Collected data:
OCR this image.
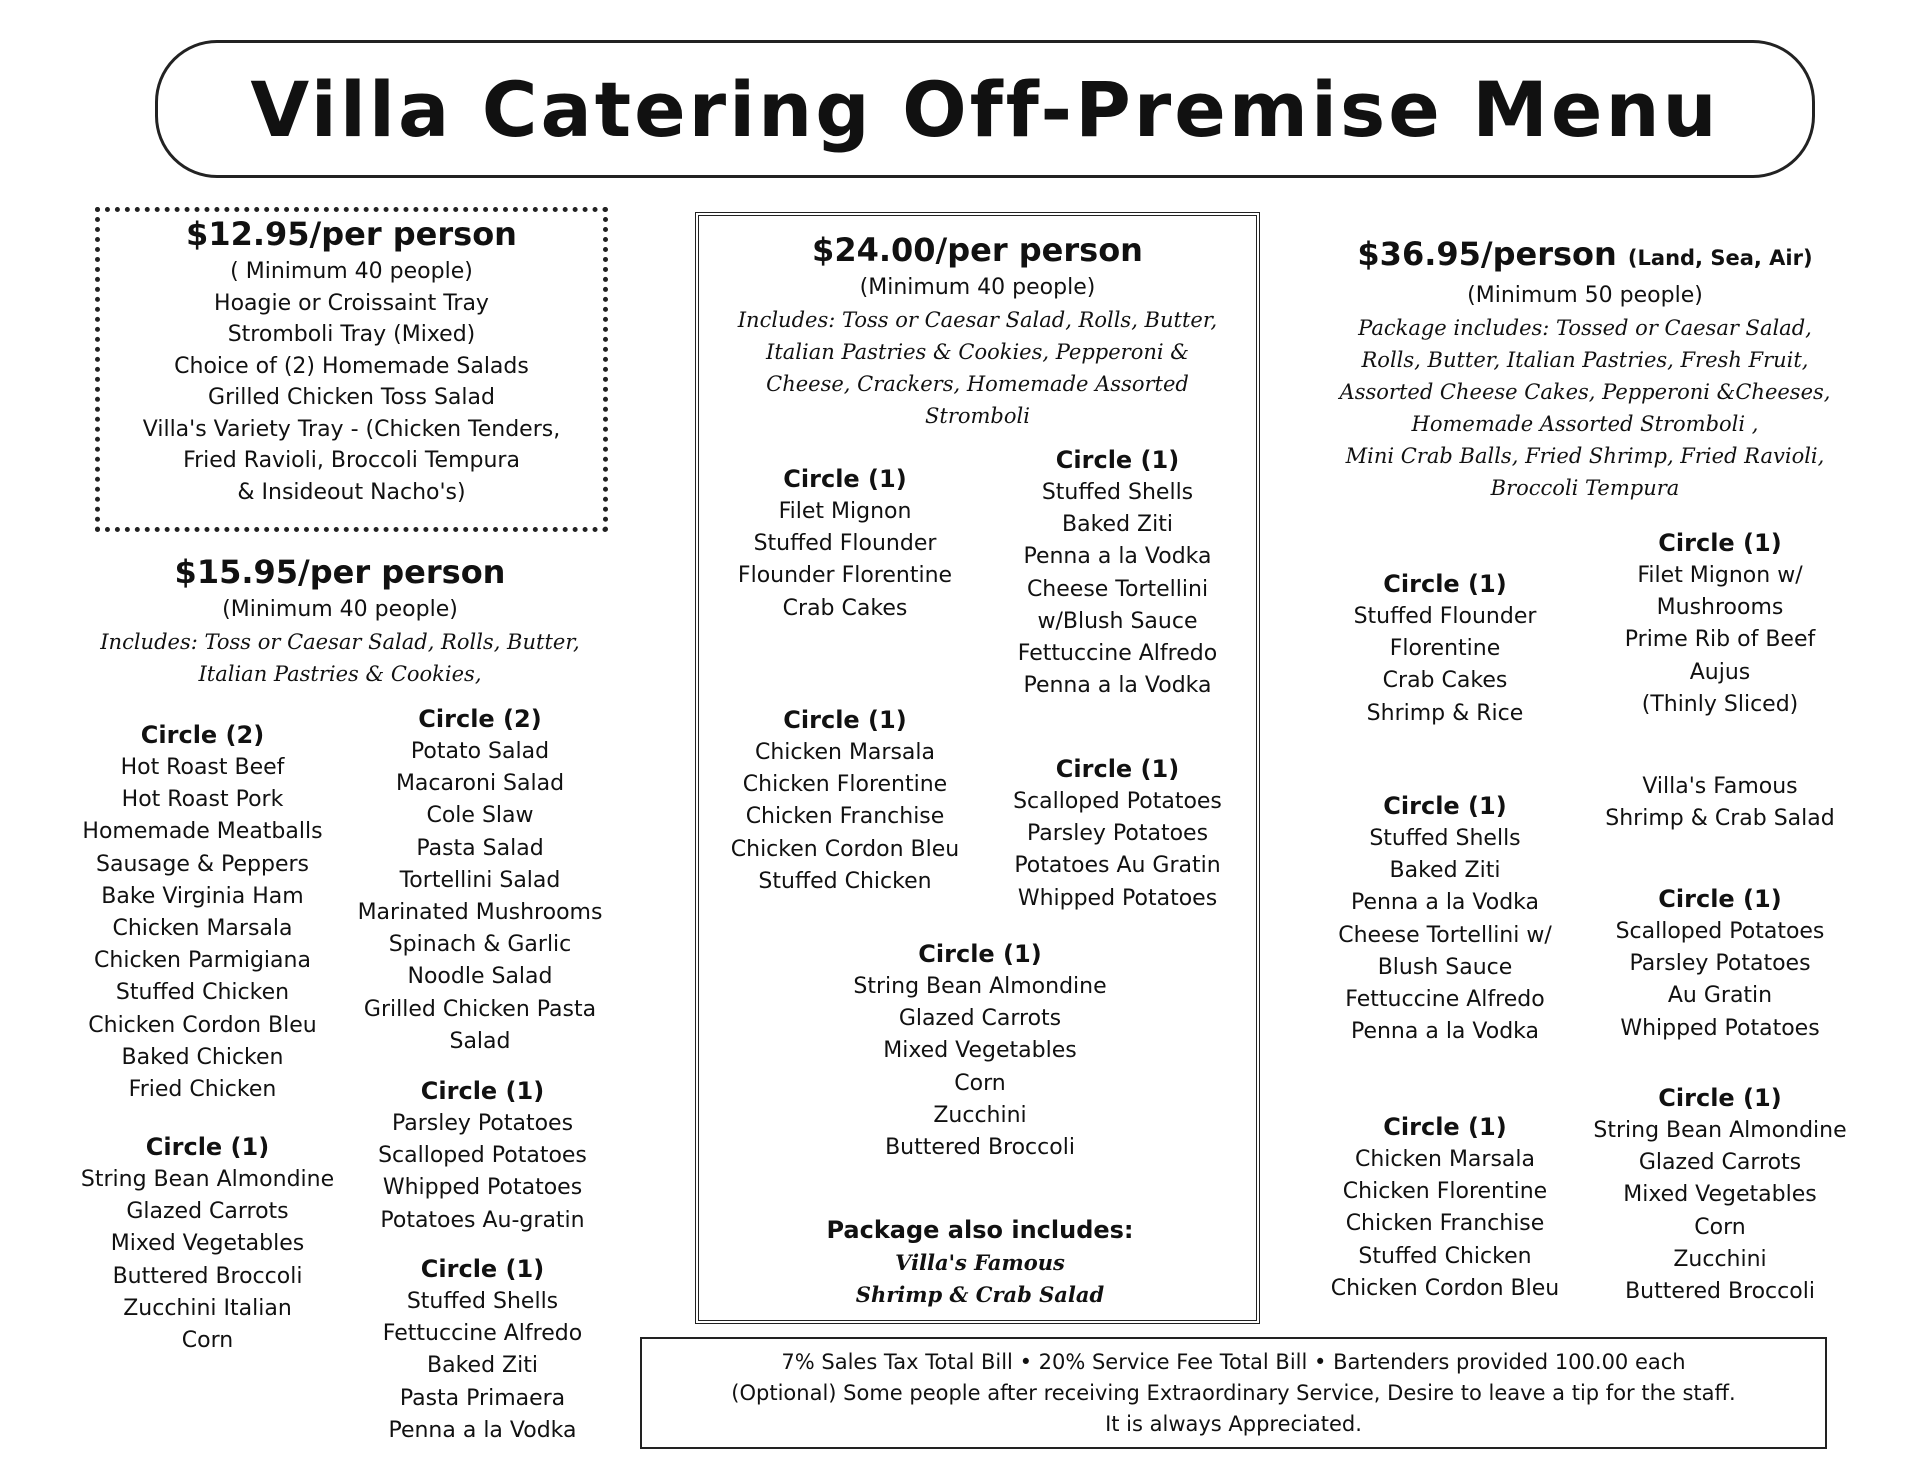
Villa Catering Off-Premise Menu
$12.95/per person
( Minimum 40 people)
Hoagie or Croissaint Tray
Stromboli Tray (Mixed)
Choice of (2) Homemade Salads
Grilled Chicken Toss Salad
Villa's Variety Tray - (Chicken Tenders,
Fried Ravioli, Broccoli Tempura
& Insideout Nacho's)
$15.95/per person
(Minimum 40 people)
Includes: Toss or Caesar Salad, Rolls, Butter,
Italian Pastries & Cookies,
Circle (2)
Hot Roast Beef
Hot Roast Pork
Homemade Meatballs
Sausage & Peppers
Bake Virginia Ham
Chicken Marsala
Chicken Parmigiana
Stuffed Chicken
Chicken Cordon Bleu
Baked Chicken
Fried Chicken
Circle (2)
Potato Salad
Macaroni Salad
Cole Slaw
Pasta Salad
Tortellini Salad
Marinated Mushrooms
Spinach & Garlic
Noodle Salad
Grilled Chicken Pasta
Salad
Circle (1)
String Bean Almondine
Glazed Carrots
Mixed Vegetables
Buttered Broccoli
Zucchini Italian
Corn
Circle (1)
Parsley Potatoes
Scalloped Potatoes
Whipped Potatoes
Potatoes Au-gratin
Circle (1)
Stuffed Shells
Fettuccine Alfredo
Baked Ziti
Pasta Primaera
Penna a la Vodka
$24.00/per person
(Minimum 40 people)
Includes: Toss or Caesar Salad, Rolls, Butter,
Italian Pastries & Cookies, Pepperoni &
Cheese, Crackers, Homemade Assorted
Stromboli
Circle (1)
Filet Mignon
Stuffed Flounder
Flounder Florentine
Crab Cakes
Circle (1)
Stuffed Shells
Baked Ziti
Penna a la Vodka
Cheese Tortellini
w/Blush Sauce
Fettuccine Alfredo
Penna a la Vodka
Circle (1)
Chicken Marsala
Chicken Florentine
Chicken Franchise
Chicken Cordon Bleu
Stuffed Chicken
Circle (1)
Scalloped Potatoes
Parsley Potatoes
Potatoes Au Gratin
Whipped Potatoes
Circle (1)
String Bean Almondine
Glazed Carrots
Mixed Vegetables
Corn
Zucchini
Buttered Broccoli
Package also includes:
Villa's Famous
Shrimp & Crab Salad
$36.95/person (Land, Sea, Air)
(Minimum 50 people)
Package includes: Tossed or Caesar Salad,
Rolls, Butter, Italian Pastries, Fresh Fruit,
Assorted Cheese Cakes, Pepperoni &Cheeses,
Homemade Assorted Stromboli ,
Mini Crab Balls, Fried Shrimp, Fried Ravioli,
Broccoli Tempura
Circle (1)
Stuffed Flounder
Florentine
Crab Cakes
Shrimp & Rice
Circle (1)
Filet Mignon w/
Mushrooms
Prime Rib of Beef
Aujus
(Thinly Sliced)
Villa's Famous
Shrimp & Crab Salad
Circle (1)
Stuffed Shells
Baked Ziti
Penna a la Vodka
Cheese Tortellini w/
Blush Sauce
Fettuccine Alfredo
Penna a la Vodka
Circle (1)
Scalloped Potatoes
Parsley Potatoes
Au Gratin
Whipped Potatoes
Circle (1)
Chicken Marsala
Chicken Florentine
Chicken Franchise
Stuffed Chicken
Chicken Cordon Bleu
Circle (1)
String Bean Almondine
Glazed Carrots
Mixed Vegetables
Corn
Zucchini
Buttered Broccoli
7% Sales Tax Total Bill • 20% Service Fee Total Bill • Bartenders provided 100.00 each
(Optional) Some people after receiving Extraordinary Service, Desire to leave a tip for the staff.
It is always Appreciated.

What is being asked: Reproduce the entries exactly. Do not carry over any picture.

Exercise output:
OCR this image.
Villa Catering Off-Premise Menu
$12.95/per person
( Minimum 40 people)
Hoagie or Croissaint Tray
Stromboli Tray (Mixed)
Choice of (2) Homemade Salads
Grilled Chicken Toss Salad
Villa's Variety Tray - (Chicken Tenders,
Fried Ravioli, Broccoli Tempura
& Insideout Nacho's)
$15.95/per person
(Minimum 40 people)
Includes: Toss or Caesar Salad, Rolls, Butter,
Italian Pastries & Cookies,
Circle (2)
Hot Roast Beef
Hot Roast Pork
Homemade Meatballs
Sausage & Peppers
Bake Virginia Ham
Chicken Marsala
Chicken Parmigiana
Stuffed Chicken
Chicken Cordon Bleu
Baked Chicken
Fried Chicken
Circle (2)
Potato Salad
Macaroni Salad
Cole Slaw
Pasta Salad
Tortellini Salad
Marinated Mushrooms
Spinach & Garlic
Noodle Salad
Grilled Chicken Pasta
Salad
Circle (1)
String Bean Almondine
Glazed Carrots
Mixed Vegetables
Buttered Broccoli
Zucchini Italian
Corn
Circle (1)
Parsley Potatoes
Scalloped Potatoes
Whipped Potatoes
Potatoes Au-gratin
Circle (1)
Stuffed Shells
Fettuccine Alfredo
Baked Ziti
Pasta Primaera
Penna a la Vodka
$24.00/per person
(Minimum 40 people)
Includes: Toss or Caesar Salad, Rolls, Butter,
Italian Pastries & Cookies, Pepperoni &
Cheese, Crackers, Homemade Assorted
Stromboli
Circle (1)
Filet Mignon
Stuffed Flounder
Flounder Florentine
Crab Cakes
Circle (1)
Stuffed Shells
Baked Ziti
Penna a la Vodka
Cheese Tortellini
w/Blush Sauce
Fettuccine Alfredo
Penna a la Vodka
Circle (1)
Chicken Marsala
Chicken Florentine
Chicken Franchise
Chicken Cordon Bleu
Stuffed Chicken
Circle (1)
Scalloped Potatoes
Parsley Potatoes
Potatoes Au Gratin
Whipped Potatoes
Circle (1)
String Bean Almondine
Glazed Carrots
Mixed Vegetables
Corn
Zucchini
Buttered Broccoli
Package also includes:
Villa's Famous
Shrimp & Crab Salad
$36.95/person (Land, Sea, Air)
(Minimum 50 people)
Package includes: Tossed or Caesar Salad,
Rolls, Butter, Italian Pastries, Fresh Fruit,
Assorted Cheese Cakes, Pepperoni &Cheeses,
Homemade Assorted Stromboli ,
Mini Crab Balls, Fried Shrimp, Fried Ravioli,
Broccoli Tempura
Circle (1)
Stuffed Flounder
Florentine
Crab Cakes
Shrimp & Rice
Circle (1)
Filet Mignon w/
Mushrooms
Prime Rib of Beef
Aujus
(Thinly Sliced)
Villa's Famous
Shrimp & Crab Salad
Circle (1)
Stuffed Shells
Baked Ziti
Penna a la Vodka
Cheese Tortellini w/
Blush Sauce
Fettuccine Alfredo
Penna a la Vodka
Circle (1)
Scalloped Potatoes
Parsley Potatoes
Au Gratin
Whipped Potatoes
Circle (1)
Chicken Marsala
Chicken Florentine
Chicken Franchise
Stuffed Chicken
Chicken Cordon Bleu
Circle (1)
String Bean Almondine
Glazed Carrots
Mixed Vegetables
Corn
Zucchini
Buttered Broccoli
7% Sales Tax Total Bill • 20% Service Fee Total Bill • Bartenders provided 100.00 each
(Optional) Some people after receiving Extraordinary Service, Desire to leave a tip for the staff.
It is always Appreciated.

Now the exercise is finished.